• **THE REQUEST**
What follows is a block of records; reproduce all of it verbatim.

-- BEGIN RAW DATA --

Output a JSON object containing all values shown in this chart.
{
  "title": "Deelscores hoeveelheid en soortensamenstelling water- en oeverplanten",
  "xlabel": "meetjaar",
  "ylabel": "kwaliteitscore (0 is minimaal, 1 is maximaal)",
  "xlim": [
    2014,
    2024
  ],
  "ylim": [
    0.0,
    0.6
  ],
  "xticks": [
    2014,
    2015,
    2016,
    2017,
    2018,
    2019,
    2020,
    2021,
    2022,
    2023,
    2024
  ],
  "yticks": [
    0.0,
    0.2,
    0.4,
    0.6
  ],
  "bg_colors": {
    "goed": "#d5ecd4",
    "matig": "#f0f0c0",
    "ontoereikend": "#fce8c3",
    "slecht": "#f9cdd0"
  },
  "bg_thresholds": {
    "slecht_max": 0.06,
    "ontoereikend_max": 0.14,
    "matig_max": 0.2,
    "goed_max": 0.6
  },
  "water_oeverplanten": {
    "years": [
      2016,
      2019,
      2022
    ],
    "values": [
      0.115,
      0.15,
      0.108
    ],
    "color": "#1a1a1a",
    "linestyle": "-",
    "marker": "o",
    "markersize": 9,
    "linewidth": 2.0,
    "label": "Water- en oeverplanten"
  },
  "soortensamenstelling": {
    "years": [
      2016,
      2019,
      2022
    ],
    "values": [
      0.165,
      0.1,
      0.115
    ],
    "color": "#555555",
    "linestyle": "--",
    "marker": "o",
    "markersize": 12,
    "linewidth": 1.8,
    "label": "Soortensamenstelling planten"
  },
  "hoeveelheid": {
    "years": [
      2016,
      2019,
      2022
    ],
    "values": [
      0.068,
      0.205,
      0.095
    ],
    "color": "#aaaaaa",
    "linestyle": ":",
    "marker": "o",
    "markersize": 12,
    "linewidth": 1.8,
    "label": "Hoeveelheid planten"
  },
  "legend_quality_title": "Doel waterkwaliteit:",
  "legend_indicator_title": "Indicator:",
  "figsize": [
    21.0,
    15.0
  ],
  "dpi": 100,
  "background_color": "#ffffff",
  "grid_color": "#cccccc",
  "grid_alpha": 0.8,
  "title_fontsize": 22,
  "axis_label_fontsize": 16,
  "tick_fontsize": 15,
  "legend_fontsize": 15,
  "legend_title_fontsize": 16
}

-- END RAW DATA --

• **THE RESPONSE**
Output a JSON object containing all values shown in this chart.
{
  "title": "Deelscores hoeveelheid en soortensamenstelling water- en oeverplanten",
  "xlabel": "meetjaar",
  "ylabel": "kwaliteitscore (0 is minimaal, 1 is maximaal)",
  "xlim": [
    2014,
    2024
  ],
  "ylim": [
    0.0,
    0.6
  ],
  "xticks": [
    2014,
    2015,
    2016,
    2017,
    2018,
    2019,
    2020,
    2021,
    2022,
    2023,
    2024
  ],
  "yticks": [
    0.0,
    0.2,
    0.4,
    0.6
  ],
  "bg_colors": {
    "goed": "#d5ecd4",
    "matig": "#f0f0c0",
    "ontoereikend": "#fce8c3",
    "slecht": "#f9cdd0"
  },
  "bg_thresholds": {
    "slecht_max": 0.06,
    "ontoereikend_max": 0.14,
    "matig_max": 0.2,
    "goed_max": 0.6
  },
  "water_oeverplanten": {
    "years": [
      2016,
      2019,
      2022
    ],
    "values": [
      0.115,
      0.15,
      0.108
    ],
    "color": "#1a1a1a",
    "linestyle": "-",
    "marker": "o",
    "markersize": 9,
    "linewidth": 2.0,
    "label": "Water- en oeverplanten"
  },
  "soortensamenstelling": {
    "years": [
      2016,
      2019,
      2022
    ],
    "values": [
      0.165,
      0.1,
      0.115
    ],
    "color": "#555555",
    "linestyle": "--",
    "marker": "o",
    "markersize": 12,
    "linewidth": 1.8,
    "label": "Soortensamenstelling planten"
  },
  "hoeveelheid": {
    "years": [
      2016,
      2019,
      2022
    ],
    "values": [
      0.068,
      0.205,
      0.095
    ],
    "color": "#aaaaaa",
    "linestyle": ":",
    "marker": "o",
    "markersize": 12,
    "linewidth": 1.8,
    "label": "Hoeveelheid planten"
  },
  "legend_quality_title": "Doel waterkwaliteit:",
  "legend_indicator_title": "Indicator:",
  "figsize": [
    21.0,
    15.0
  ],
  "dpi": 100,
  "background_color": "#ffffff",
  "grid_color": "#cccccc",
  "grid_alpha": 0.8,
  "title_fontsize": 22,
  "axis_label_fontsize": 16,
  "tick_fontsize": 15,
  "legend_fontsize": 15,
  "legend_title_fontsize": 16
}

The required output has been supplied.